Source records

□ □ □

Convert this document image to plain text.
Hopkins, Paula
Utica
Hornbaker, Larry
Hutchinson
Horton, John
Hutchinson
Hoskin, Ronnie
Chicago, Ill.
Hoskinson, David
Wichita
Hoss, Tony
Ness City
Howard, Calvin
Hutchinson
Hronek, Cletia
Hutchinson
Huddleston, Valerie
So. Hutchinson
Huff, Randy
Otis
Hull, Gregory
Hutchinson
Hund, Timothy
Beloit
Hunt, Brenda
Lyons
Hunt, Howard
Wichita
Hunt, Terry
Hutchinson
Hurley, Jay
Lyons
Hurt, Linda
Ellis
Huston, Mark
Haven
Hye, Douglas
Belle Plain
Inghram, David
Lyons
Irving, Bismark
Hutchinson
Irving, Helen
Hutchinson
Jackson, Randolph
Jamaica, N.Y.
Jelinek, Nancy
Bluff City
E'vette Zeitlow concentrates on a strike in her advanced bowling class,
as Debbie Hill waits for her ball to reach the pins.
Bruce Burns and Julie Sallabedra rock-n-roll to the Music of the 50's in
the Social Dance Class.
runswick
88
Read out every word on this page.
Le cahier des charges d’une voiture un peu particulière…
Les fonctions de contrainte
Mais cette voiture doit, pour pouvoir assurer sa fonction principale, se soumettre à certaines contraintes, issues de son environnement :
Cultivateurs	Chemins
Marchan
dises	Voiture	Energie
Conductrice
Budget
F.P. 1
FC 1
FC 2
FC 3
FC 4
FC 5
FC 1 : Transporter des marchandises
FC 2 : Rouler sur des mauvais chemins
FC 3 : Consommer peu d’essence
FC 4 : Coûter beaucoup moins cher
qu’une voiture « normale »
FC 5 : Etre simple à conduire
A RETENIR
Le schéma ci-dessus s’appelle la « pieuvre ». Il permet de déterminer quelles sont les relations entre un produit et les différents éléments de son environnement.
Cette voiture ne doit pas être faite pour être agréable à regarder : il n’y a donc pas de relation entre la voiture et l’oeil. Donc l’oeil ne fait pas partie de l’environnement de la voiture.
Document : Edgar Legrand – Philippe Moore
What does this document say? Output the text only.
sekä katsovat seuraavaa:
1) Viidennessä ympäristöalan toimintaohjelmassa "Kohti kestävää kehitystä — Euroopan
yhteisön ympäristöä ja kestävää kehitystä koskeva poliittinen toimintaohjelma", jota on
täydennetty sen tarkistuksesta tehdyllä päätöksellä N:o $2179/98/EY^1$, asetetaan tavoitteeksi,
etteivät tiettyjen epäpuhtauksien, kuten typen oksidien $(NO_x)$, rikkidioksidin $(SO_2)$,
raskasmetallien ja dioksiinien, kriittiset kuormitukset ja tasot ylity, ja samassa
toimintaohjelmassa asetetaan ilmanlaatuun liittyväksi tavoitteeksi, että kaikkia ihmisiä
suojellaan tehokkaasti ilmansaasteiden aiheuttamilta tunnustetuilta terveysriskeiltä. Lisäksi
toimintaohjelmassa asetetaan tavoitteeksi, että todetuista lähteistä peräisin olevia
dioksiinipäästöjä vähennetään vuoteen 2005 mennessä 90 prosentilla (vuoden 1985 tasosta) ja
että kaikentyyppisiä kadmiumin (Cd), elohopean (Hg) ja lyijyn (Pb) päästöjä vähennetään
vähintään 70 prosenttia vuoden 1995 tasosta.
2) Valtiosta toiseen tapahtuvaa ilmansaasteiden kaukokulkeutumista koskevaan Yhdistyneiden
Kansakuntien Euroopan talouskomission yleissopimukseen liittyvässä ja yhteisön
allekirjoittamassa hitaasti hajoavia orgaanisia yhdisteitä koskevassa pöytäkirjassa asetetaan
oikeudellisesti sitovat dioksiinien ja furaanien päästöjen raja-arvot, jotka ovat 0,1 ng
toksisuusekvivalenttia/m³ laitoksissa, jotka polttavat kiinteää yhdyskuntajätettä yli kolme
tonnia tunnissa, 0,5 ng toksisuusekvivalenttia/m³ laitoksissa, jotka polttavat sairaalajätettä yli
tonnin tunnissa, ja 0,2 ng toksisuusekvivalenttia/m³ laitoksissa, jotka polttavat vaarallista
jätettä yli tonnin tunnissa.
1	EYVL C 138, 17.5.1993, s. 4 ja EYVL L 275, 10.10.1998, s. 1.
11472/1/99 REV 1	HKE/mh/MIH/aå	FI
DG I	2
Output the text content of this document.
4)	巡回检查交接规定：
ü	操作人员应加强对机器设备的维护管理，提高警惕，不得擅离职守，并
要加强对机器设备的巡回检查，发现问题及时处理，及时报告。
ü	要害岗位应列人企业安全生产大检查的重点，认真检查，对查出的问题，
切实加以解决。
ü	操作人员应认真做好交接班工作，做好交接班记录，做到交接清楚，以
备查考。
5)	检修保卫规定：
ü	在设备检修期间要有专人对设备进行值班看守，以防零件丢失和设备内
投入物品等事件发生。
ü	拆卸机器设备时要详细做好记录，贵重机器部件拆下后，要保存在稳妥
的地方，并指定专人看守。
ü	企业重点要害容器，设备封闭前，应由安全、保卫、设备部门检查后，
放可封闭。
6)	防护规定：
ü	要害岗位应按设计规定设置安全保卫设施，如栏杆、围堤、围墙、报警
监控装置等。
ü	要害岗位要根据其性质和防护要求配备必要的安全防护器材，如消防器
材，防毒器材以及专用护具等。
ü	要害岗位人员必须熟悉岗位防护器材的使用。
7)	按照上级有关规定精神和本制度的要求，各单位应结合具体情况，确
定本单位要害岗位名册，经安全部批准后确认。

□ □ □

*TASK DESCRIPTION*: Look through the material above. Copy each line where the word "dioksiinien" appears.

*RESULT BELOW*:
raskasmetallien ja dioksiinien, kriittiset kuormitukset ja tasot ylity, ja samassa
oikeudellisesti sitovat dioksiinien ja furaanien päästöjen raja-arvot, jotka ovat 0,1 ng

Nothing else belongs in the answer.